(Dataset rows)
====

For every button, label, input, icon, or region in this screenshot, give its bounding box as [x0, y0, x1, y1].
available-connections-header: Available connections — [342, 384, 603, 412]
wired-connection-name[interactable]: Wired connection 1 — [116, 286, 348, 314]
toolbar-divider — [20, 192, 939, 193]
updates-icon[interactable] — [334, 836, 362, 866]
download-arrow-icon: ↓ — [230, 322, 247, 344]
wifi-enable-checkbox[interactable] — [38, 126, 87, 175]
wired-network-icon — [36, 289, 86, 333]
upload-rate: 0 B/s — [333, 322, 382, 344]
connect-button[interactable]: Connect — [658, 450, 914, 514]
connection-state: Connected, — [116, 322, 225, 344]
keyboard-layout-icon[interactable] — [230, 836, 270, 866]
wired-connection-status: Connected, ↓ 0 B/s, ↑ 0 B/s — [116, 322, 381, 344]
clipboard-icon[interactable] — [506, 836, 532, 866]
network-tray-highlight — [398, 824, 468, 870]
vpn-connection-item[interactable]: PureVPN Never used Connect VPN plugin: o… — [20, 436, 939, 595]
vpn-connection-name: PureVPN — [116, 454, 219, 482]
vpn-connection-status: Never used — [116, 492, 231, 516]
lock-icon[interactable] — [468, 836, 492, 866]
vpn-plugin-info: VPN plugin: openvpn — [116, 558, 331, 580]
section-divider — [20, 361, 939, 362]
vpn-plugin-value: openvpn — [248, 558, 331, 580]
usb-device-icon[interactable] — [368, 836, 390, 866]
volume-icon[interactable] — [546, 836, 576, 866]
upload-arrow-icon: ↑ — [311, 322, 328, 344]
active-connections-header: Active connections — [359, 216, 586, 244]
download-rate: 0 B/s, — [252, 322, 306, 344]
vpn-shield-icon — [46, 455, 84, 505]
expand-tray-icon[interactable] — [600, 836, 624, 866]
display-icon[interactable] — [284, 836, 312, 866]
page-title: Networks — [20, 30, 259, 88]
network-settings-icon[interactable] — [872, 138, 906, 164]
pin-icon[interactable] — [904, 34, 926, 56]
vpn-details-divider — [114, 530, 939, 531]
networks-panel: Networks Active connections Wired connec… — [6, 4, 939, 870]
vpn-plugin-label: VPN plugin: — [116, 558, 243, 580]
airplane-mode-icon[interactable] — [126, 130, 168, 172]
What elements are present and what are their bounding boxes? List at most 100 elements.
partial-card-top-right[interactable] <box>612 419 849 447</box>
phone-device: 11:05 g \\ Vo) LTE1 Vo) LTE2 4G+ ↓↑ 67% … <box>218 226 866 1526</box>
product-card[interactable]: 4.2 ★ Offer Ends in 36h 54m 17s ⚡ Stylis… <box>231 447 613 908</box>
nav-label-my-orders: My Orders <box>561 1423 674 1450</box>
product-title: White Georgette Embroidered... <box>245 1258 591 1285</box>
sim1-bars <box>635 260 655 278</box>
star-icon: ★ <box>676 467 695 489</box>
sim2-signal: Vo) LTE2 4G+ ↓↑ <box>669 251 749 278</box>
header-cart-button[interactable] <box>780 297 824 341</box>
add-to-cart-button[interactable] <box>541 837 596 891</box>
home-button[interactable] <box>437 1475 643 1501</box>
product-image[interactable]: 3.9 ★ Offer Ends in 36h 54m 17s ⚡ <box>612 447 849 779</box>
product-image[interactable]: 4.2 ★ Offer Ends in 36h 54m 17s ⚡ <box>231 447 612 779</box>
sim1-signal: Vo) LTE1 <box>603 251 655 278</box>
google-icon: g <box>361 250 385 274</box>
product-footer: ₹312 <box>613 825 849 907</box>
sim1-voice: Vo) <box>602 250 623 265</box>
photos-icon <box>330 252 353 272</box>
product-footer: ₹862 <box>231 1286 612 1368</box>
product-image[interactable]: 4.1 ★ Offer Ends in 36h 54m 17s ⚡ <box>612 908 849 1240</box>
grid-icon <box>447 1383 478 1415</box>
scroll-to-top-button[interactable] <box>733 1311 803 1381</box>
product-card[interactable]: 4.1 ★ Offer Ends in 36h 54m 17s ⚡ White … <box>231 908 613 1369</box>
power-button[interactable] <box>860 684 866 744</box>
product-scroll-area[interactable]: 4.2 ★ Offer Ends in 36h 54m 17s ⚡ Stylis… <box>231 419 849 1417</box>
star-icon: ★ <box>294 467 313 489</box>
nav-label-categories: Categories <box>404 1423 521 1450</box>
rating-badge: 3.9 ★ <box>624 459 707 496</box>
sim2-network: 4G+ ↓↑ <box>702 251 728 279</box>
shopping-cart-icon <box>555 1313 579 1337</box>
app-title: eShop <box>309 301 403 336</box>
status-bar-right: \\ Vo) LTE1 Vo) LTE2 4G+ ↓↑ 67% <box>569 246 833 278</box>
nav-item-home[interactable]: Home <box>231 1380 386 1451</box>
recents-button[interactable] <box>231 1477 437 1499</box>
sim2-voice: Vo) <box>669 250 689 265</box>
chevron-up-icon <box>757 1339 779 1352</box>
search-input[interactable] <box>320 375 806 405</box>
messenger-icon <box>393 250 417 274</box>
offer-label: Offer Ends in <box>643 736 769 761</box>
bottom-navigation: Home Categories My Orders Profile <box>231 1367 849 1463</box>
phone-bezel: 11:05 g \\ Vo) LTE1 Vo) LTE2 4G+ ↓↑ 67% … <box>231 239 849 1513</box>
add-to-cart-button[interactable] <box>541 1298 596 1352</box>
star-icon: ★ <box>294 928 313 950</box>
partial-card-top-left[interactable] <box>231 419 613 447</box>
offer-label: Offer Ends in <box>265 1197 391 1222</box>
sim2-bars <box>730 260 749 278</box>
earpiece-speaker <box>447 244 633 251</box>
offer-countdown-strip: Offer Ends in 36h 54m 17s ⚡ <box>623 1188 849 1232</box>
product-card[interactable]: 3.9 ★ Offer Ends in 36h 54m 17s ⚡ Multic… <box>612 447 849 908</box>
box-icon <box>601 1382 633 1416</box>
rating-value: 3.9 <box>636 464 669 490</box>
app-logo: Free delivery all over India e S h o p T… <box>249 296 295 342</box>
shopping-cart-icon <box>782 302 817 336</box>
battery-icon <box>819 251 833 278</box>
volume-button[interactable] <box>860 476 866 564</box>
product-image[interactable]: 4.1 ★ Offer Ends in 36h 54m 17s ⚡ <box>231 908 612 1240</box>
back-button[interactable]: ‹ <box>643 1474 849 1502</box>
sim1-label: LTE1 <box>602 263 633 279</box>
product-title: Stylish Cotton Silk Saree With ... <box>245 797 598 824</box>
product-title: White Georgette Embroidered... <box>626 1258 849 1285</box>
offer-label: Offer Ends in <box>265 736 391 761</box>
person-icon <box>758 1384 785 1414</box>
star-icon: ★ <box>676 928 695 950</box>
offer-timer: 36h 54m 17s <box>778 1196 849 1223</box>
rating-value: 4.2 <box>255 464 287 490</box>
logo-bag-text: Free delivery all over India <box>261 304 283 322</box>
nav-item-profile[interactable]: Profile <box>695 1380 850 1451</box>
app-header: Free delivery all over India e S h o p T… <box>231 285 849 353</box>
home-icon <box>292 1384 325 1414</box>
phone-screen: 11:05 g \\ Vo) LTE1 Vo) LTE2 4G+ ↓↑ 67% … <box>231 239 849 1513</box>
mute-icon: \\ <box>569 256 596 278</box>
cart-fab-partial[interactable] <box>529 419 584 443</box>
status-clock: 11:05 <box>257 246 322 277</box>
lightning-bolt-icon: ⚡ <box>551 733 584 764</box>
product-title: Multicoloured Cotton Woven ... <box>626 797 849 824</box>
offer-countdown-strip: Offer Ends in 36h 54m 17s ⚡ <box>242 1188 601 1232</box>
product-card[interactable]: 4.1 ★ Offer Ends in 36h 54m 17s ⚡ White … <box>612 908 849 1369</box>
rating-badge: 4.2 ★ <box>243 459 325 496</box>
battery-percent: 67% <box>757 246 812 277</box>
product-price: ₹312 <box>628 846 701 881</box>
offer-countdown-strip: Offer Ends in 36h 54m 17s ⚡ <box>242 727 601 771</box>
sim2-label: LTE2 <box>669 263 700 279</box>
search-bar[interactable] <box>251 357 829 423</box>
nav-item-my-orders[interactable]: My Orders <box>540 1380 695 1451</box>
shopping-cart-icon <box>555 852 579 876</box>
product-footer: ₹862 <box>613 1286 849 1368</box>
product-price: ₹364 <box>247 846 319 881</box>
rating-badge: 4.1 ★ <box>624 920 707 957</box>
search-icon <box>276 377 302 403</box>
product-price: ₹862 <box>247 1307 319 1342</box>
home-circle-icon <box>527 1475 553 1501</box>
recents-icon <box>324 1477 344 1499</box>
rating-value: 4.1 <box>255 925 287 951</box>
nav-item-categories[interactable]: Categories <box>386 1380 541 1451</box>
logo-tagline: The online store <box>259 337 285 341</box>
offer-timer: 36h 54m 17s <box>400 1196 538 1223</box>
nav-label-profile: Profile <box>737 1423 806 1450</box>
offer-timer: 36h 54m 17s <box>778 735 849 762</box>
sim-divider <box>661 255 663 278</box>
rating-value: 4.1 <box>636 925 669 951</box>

====

EXERCISE REQUIREMENTS
Reproduce the records above word for word, from their first line through the line containing "vpn-shield-icon — [46, 455, 84, 505]", including that line.

FINISHED EXERCISE
For every button, label, input, icon, or region in this screenshot, give its bounding box as [x0, y0, x1, y1].
available-connections-header: Available connections — [342, 384, 603, 412]
wired-connection-name[interactable]: Wired connection 1 — [116, 286, 348, 314]
toolbar-divider — [20, 192, 939, 193]
updates-icon[interactable] — [334, 836, 362, 866]
download-arrow-icon: ↓ — [230, 322, 247, 344]
wifi-enable-checkbox[interactable] — [38, 126, 87, 175]
wired-network-icon — [36, 289, 86, 333]
upload-rate: 0 B/s — [333, 322, 382, 344]
connect-button[interactable]: Connect — [658, 450, 914, 514]
connection-state: Connected, — [116, 322, 225, 344]
keyboard-layout-icon[interactable] — [230, 836, 270, 866]
wired-connection-status: Connected, ↓ 0 B/s, ↑ 0 B/s — [116, 322, 381, 344]
clipboard-icon[interactable] — [506, 836, 532, 866]
network-tray-highlight — [398, 824, 468, 870]
vpn-connection-item[interactable]: PureVPN Never used Connect VPN plugin: o… — [20, 436, 939, 595]
vpn-connection-name: PureVPN — [116, 454, 219, 482]
vpn-connection-status: Never used — [116, 492, 231, 516]
lock-icon[interactable] — [468, 836, 492, 866]
vpn-plugin-info: VPN plugin: openvpn — [116, 558, 331, 580]
section-divider — [20, 361, 939, 362]
vpn-plugin-value: openvpn — [248, 558, 331, 580]
usb-device-icon[interactable] — [368, 836, 390, 866]
volume-icon[interactable] — [546, 836, 576, 866]
upload-arrow-icon: ↑ — [311, 322, 328, 344]
active-connections-header: Active connections — [359, 216, 586, 244]
download-rate: 0 B/s, — [252, 322, 306, 344]
vpn-shield-icon — [46, 455, 84, 505]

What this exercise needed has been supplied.